WORK TO COMPLETE =>
Copy out the listing exactly.

ROWS =>
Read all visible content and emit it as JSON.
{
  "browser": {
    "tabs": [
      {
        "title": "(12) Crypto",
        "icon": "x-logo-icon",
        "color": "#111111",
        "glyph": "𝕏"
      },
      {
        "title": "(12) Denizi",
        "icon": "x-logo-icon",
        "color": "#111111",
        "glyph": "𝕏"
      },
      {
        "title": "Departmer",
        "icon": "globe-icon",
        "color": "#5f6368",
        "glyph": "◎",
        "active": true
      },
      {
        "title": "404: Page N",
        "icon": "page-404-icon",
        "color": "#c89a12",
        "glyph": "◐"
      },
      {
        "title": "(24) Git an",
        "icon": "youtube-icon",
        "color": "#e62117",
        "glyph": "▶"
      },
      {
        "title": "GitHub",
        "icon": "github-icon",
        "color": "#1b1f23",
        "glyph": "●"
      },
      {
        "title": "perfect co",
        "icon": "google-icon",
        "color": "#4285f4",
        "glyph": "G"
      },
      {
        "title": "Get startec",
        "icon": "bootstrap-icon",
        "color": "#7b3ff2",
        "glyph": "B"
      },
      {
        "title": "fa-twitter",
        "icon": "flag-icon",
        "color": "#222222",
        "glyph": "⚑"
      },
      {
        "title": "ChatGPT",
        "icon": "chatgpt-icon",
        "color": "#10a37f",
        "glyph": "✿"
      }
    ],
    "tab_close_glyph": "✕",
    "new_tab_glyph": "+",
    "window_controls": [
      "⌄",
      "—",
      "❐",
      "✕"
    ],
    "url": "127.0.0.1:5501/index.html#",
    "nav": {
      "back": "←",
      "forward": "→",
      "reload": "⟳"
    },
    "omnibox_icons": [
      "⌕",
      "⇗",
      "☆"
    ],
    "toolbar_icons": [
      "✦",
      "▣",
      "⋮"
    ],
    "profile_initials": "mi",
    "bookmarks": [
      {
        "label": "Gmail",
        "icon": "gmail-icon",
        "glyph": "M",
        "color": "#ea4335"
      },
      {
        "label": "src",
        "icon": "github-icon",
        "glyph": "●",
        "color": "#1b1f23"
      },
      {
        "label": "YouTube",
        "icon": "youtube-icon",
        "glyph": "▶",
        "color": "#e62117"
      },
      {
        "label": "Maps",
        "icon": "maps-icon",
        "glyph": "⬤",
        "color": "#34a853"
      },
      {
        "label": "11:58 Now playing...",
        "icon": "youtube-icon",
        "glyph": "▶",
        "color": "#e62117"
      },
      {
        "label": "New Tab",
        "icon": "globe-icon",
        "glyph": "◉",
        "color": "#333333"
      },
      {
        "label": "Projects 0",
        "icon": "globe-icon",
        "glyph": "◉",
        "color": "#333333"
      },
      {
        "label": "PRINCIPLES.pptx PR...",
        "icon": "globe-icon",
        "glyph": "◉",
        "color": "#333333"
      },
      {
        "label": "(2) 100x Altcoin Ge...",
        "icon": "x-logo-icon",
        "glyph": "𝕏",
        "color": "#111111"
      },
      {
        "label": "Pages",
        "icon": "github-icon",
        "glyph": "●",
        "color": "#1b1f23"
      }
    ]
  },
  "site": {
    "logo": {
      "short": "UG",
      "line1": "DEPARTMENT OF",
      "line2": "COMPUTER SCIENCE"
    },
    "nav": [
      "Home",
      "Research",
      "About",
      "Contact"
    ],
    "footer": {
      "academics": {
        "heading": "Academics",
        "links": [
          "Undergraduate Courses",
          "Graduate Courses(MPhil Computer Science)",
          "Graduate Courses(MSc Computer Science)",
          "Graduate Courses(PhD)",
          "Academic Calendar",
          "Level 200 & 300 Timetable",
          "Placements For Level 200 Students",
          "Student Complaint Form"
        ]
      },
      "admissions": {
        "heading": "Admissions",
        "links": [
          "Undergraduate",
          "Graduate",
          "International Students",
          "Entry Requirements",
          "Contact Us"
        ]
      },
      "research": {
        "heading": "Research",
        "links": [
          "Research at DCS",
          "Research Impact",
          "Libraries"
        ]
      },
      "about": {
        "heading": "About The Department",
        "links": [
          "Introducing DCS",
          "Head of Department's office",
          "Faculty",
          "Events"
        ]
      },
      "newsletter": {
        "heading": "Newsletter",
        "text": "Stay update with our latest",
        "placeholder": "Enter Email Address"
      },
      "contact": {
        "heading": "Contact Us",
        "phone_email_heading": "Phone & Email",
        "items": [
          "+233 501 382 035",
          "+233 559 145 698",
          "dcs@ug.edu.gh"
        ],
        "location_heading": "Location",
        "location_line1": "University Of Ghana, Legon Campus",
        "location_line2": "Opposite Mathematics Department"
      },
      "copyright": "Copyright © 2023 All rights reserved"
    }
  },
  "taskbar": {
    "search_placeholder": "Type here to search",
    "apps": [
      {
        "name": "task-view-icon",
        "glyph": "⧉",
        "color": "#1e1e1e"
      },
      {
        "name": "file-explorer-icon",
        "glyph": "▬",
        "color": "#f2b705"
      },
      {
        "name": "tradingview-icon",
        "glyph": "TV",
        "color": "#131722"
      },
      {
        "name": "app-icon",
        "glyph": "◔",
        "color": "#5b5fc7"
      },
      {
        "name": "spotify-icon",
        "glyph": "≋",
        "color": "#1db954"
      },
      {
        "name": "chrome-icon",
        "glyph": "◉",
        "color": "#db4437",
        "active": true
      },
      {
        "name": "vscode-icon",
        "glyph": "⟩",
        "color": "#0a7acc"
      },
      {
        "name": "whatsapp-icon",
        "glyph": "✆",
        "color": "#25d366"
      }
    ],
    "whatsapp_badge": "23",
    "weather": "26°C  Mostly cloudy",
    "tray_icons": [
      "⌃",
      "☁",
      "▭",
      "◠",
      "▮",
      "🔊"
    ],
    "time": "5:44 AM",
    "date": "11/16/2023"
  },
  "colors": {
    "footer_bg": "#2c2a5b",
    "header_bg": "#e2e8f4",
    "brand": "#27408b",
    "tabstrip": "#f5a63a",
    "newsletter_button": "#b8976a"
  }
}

THE COMPLETED TASK =>
Read all visible content and emit it as JSON.
{
  "browser": {
    "tabs": [
      {
        "title": "(12) Crypto",
        "icon": "x-logo-icon",
        "color": "#111111",
        "glyph": "𝕏"
      },
      {
        "title": "(12) Denizi",
        "icon": "x-logo-icon",
        "color": "#111111",
        "glyph": "𝕏"
      },
      {
        "title": "Departmer",
        "icon": "globe-icon",
        "color": "#5f6368",
        "glyph": "◎",
        "active": true
      },
      {
        "title": "404: Page N",
        "icon": "page-404-icon",
        "color": "#c89a12",
        "glyph": "◐"
      },
      {
        "title": "(24) Git an",
        "icon": "youtube-icon",
        "color": "#e62117",
        "glyph": "▶"
      },
      {
        "title": "GitHub",
        "icon": "github-icon",
        "color": "#1b1f23",
        "glyph": "●"
      },
      {
        "title": "perfect co",
        "icon": "google-icon",
        "color": "#4285f4",
        "glyph": "G"
      },
      {
        "title": "Get startec",
        "icon": "bootstrap-icon",
        "color": "#7b3ff2",
        "glyph": "B"
      },
      {
        "title": "fa-twitter",
        "icon": "flag-icon",
        "color": "#222222",
        "glyph": "⚑"
      },
      {
        "title": "ChatGPT",
        "icon": "chatgpt-icon",
        "color": "#10a37f",
        "glyph": "✿"
      }
    ],
    "tab_close_glyph": "✕",
    "new_tab_glyph": "+",
    "window_controls": [
      "⌄",
      "—",
      "❐",
      "✕"
    ],
    "url": "127.0.0.1:5501/index.html#",
    "nav": {
      "back": "←",
      "forward": "→",
      "reload": "⟳"
    },
    "omnibox_icons": [
      "⌕",
      "⇗",
      "☆"
    ],
    "toolbar_icons": [
      "✦",
      "▣",
      "⋮"
    ],
    "profile_initials": "mi",
    "bookmarks": [
      {
        "label": "Gmail",
        "icon": "gmail-icon",
        "glyph": "M",
        "color": "#ea4335"
      },
      {
        "label": "src",
        "icon": "github-icon",
        "glyph": "●",
        "color": "#1b1f23"
      },
      {
        "label": "YouTube",
        "icon": "youtube-icon",
        "glyph": "▶",
        "color": "#e62117"
      },
      {
        "label": "Maps",
        "icon": "maps-icon",
        "glyph": "⬤",
        "color": "#34a853"
      },
      {
        "label": "11:58 Now playing...",
        "icon": "youtube-icon",
        "glyph": "▶",
        "color": "#e62117"
      },
      {
        "label": "New Tab",
        "icon": "globe-icon",
        "glyph": "◉",
        "color": "#333333"
      },
      {
        "label": "Projects 0",
        "icon": "globe-icon",
        "glyph": "◉",
        "color": "#333333"
      },
      {
        "label": "PRINCIPLES.pptx PR...",
        "icon": "globe-icon",
        "glyph": "◉",
        "color": "#333333"
      },
      {
        "label": "(2) 100x Altcoin Ge...",
        "icon": "x-logo-icon",
        "glyph": "𝕏",
        "color": "#111111"
      },
      {
        "label": "Pages",
        "icon": "github-icon",
        "glyph": "●",
        "color": "#1b1f23"
      }
    ]
  },
  "site": {
    "logo": {
      "short": "UG",
      "line1": "DEPARTMENT OF",
      "line2": "COMPUTER SCIENCE"
    },
    "nav": [
      "Home",
      "Research",
      "About",
      "Contact"
    ],
    "footer": {
      "academics": {
        "heading": "Academics",
        "links": [
          "Undergraduate Courses",
          "Graduate Courses(MPhil Computer Science)",
          "Graduate Courses(MSc Computer Science)",
          "Graduate Courses(PhD)",
          "Academic Calendar",
          "Level 200 & 300 Timetable",
          "Placements For Level 200 Students",
          "Student Complaint Form"
        ]
      },
      "admissions": {
        "heading": "Admissions",
        "links": [
          "Undergraduate",
          "Graduate",
          "International Students",
          "Entry Requirements",
          "Contact Us"
        ]
      },
      "research": {
        "heading": "Research",
        "links": [
          "Research at DCS",
          "Research Impact",
          "Libraries"
        ]
      },
      "about": {
        "heading": "About The Department",
        "links": [
          "Introducing DCS",
          "Head of Department's office",
          "Faculty",
          "Events"
        ]
      },
      "newsletter": {
        "heading": "Newsletter",
        "text": "Stay update with our latest",
        "placeholder": "Enter Email Address"
      },
      "contact": {
        "heading": "Contact Us",
        "phone_email_heading": "Phone & Email",
        "items": [
          "+233 501 382 035",
          "+233 559 145 698",
          "dcs@ug.edu.gh"
        ],
        "location_heading": "Location",
        "location_line1": "University Of Ghana, Legon Campus",
        "location_line2": "Opposite Mathematics Department"
      },
      "copyright": "Copyright © 2023 All rights reserved"
    }
  },
  "taskbar": {
    "search_placeholder": "Type here to search",
    "apps": [
      {
        "name": "task-view-icon",
        "glyph": "⧉",
        "color": "#1e1e1e"
      },
      {
        "name": "file-explorer-icon",
        "glyph": "▬",
        "color": "#f2b705"
      },
      {
        "name": "tradingview-icon",
        "glyph": "TV",
        "color": "#131722"
      },
      {
        "name": "app-icon",
        "glyph": "◔",
        "color": "#5b5fc7"
      },
      {
        "name": "spotify-icon",
        "glyph": "≋",
        "color": "#1db954"
      },
      {
        "name": "chrome-icon",
        "glyph": "◉",
        "color": "#db4437",
        "active": true
      },
      {
        "name": "vscode-icon",
        "glyph": "⟩",
        "color": "#0a7acc"
      },
      {
        "name": "whatsapp-icon",
        "glyph": "✆",
        "color": "#25d366"
      }
    ],
    "whatsapp_badge": "23",
    "weather": "26°C  Mostly cloudy",
    "tray_icons": [
      "⌃",
      "☁",
      "▭",
      "◠",
      "▮",
      "🔊"
    ],
    "time": "5:44 AM",
    "date": "11/16/2023"
  },
  "colors": {
    "footer_bg": "#2c2a5b",
    "header_bg": "#e2e8f4",
    "brand": "#27408b",
    "tabstrip": "#f5a63a",
    "newsletter_button": "#b8976a"
  }
}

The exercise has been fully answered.